DATA TO PROCESS:
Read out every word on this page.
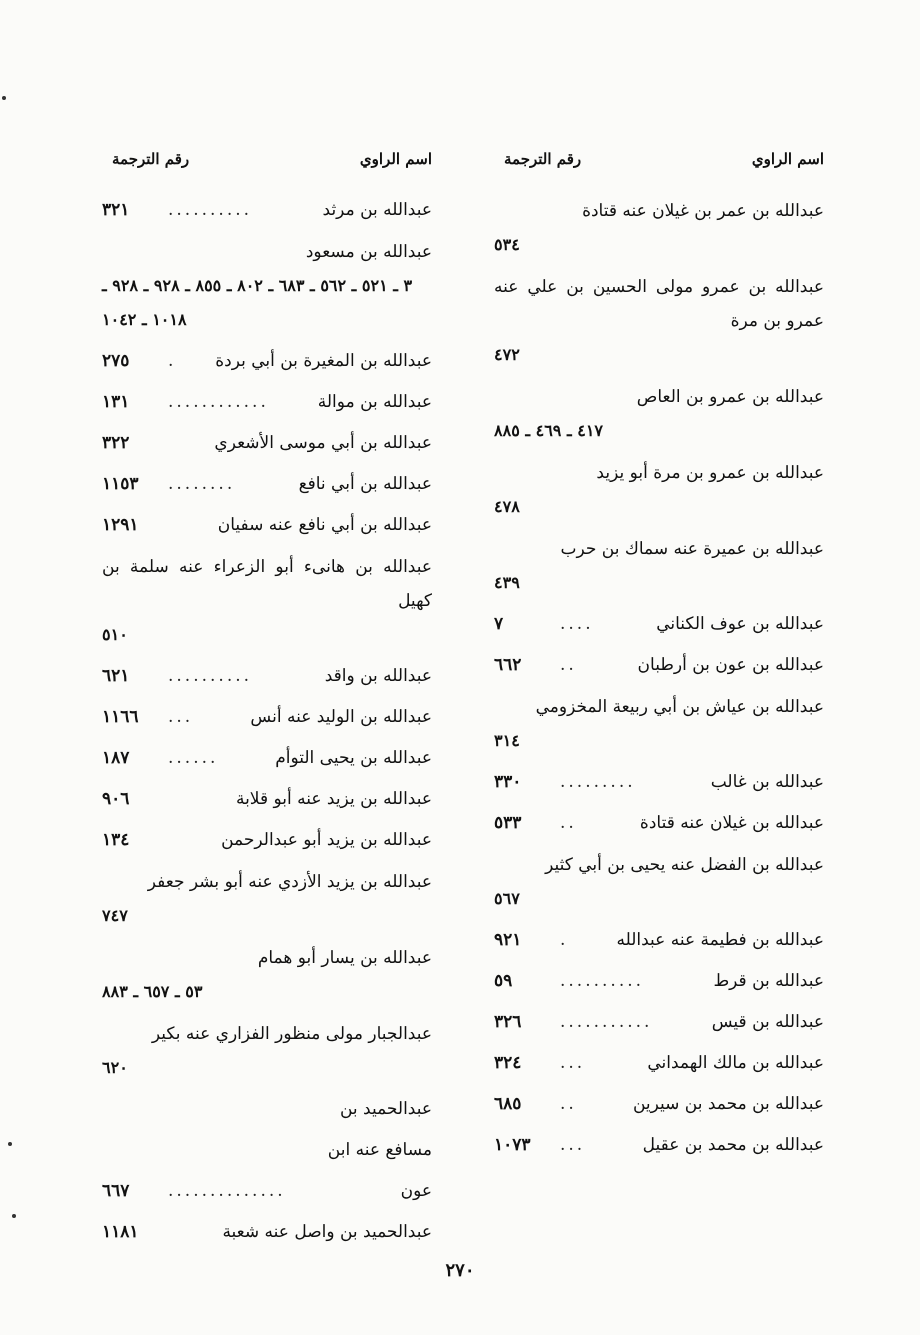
اسم الراوي
رقم الترجمة
عبدالله بن عمر بن غيلان عنه قتادة
٥٣٤
عبدالله بن عمرو مولى الحسين بن علي عنه عمرو بن مرة
٤٧٢
عبدالله بن عمرو بن العاص
٤١٧ ـ ٤٦٩ ـ ٨٨٥
عبدالله بن عمرو بن مرة أبو يزيد
٤٧٨
عبدالله بن عميرة عنه سماك بن حرب
٤٣٩
عبدالله بن عوف الكناني
....
٧
عبدالله بن عون بن أرطبان
..
٦٦٢
عبدالله بن عياش بن أبي ربيعة المخزومي
٣١٤
عبدالله بن غالب
.........
٣٣٠
عبدالله بن غيلان عنه قتادة
..
٥٣٣
عبدالله بن الفضل عنه يحيى بن أبي كثير
٥٦٧
عبدالله بن فطيمة عنه عبدالله
.
٩٢١
عبدالله بن قرط
..........
٥٩
عبدالله بن قيس
...........
٣٢٦
عبدالله بن مالك الهمداني
...
٣٢٤
عبدالله بن محمد بن سيرين
..
٦٨٥
عبدالله بن محمد بن عقيل
...
١٠٧٣
اسم الراوي
رقم الترجمة
عبدالله بن مرثد
..........
٣٢١
عبدالله بن مسعود
٣ ـ ٥٢١ ـ ٥٦٢ ـ ٦٨٣ ـ ٨٠٢ ـ ٨٥٥ ـ ٩٢٨ ـ ٩٢٨ ـ ١٠١٨ ـ ١٠٤٢
عبدالله بن المغيرة بن أبي بردة
.
٢٧٥
عبدالله بن موالة
............
١٣١
عبدالله بن أبي موسى الأشعري
٣٢٢
عبدالله بن أبي نافع
........
١١٥٣
عبدالله بن أبي نافع عنه سفيان
١٢٩١
عبدالله بن هانىء أبو الزعراء عنه سلمة بن كهيل
٥١٠
عبدالله بن واقد
..........
٦٢١
عبدالله بن الوليد عنه أنس
...
١١٦٦
عبدالله بن يحيى التوأم
......
١٨٧
عبدالله بن يزيد عنه أبو قلابة
٩٠٦
عبدالله بن يزيد أبو عبدالرحمن
١٣٤
عبدالله بن يزيد الأزدي عنه أبو بشر جعفر
٧٤٧
عبدالله بن يسار أبو همام
٥٣ ـ ٦٥٧ ـ ٨٨٣
عبدالجبار مولى منظور الفزاري عنه بكير
٦٢٠
عبدالحميد بن مسافع عنه ابن عون
..............
٦٦٧
عبدالحميد بن واصل عنه شعبة
١١٨١
٢٧٠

WRITTEN REQUEST: In your copy, repeat each record exactly and include no pictures.

RESPONSE TO THIS TASK:
Read out every word on this page.
اسم الراوي
رقم الترجمة
عبدالله بن عمر بن غيلان عنه قتادة
٥٣٤
عبدالله بن عمرو مولى الحسين بن علي عنه عمرو بن مرة
٤٧٢
عبدالله بن عمرو بن العاص
٤١٧ ـ ٤٦٩ ـ ٨٨٥
عبدالله بن عمرو بن مرة أبو يزيد
٤٧٨
عبدالله بن عميرة عنه سماك بن حرب
٤٣٩
عبدالله بن عوف الكناني
....
٧
عبدالله بن عون بن أرطبان
..
٦٦٢
عبدالله بن عياش بن أبي ربيعة المخزومي
٣١٤
عبدالله بن غالب
.........
٣٣٠
عبدالله بن غيلان عنه قتادة
..
٥٣٣
عبدالله بن الفضل عنه يحيى بن أبي كثير
٥٦٧
عبدالله بن فطيمة عنه عبدالله
.
٩٢١
عبدالله بن قرط
..........
٥٩
عبدالله بن قيس
...........
٣٢٦
عبدالله بن مالك الهمداني
...
٣٢٤
عبدالله بن محمد بن سيرين
..
٦٨٥
عبدالله بن محمد بن عقيل
...
١٠٧٣
اسم الراوي
رقم الترجمة
عبدالله بن مرثد
..........
٣٢١
عبدالله بن مسعود
٣ ـ ٥٢١ ـ ٥٦٢ ـ ٦٨٣ ـ ٨٠٢ ـ ٨٥٥ ـ ٩٢٨ ـ ٩٢٨ ـ ١٠١٨ ـ ١٠٤٢
عبدالله بن المغيرة بن أبي بردة
.
٢٧٥
عبدالله بن موالة
............
١٣١
عبدالله بن أبي موسى الأشعري
٣٢٢
عبدالله بن أبي نافع
........
١١٥٣
عبدالله بن أبي نافع عنه سفيان
١٢٩١
عبدالله بن هانىء أبو الزعراء عنه سلمة بن كهيل
٥١٠
عبدالله بن واقد
..........
٦٢١
عبدالله بن الوليد عنه أنس
...
١١٦٦
عبدالله بن يحيى التوأم
......
١٨٧
عبدالله بن يزيد عنه أبو قلابة
٩٠٦
عبدالله بن يزيد أبو عبدالرحمن
١٣٤
عبدالله بن يزيد الأزدي عنه أبو بشر جعفر
٧٤٧
عبدالله بن يسار أبو همام
٥٣ ـ ٦٥٧ ـ ٨٨٣
عبدالجبار مولى منظور الفزاري عنه بكير
٦٢٠
عبدالحميد بن مسافع عنه ابن عون
..............
٦٦٧
عبدالحميد بن واصل عنه شعبة
١١٨١
٢٧٠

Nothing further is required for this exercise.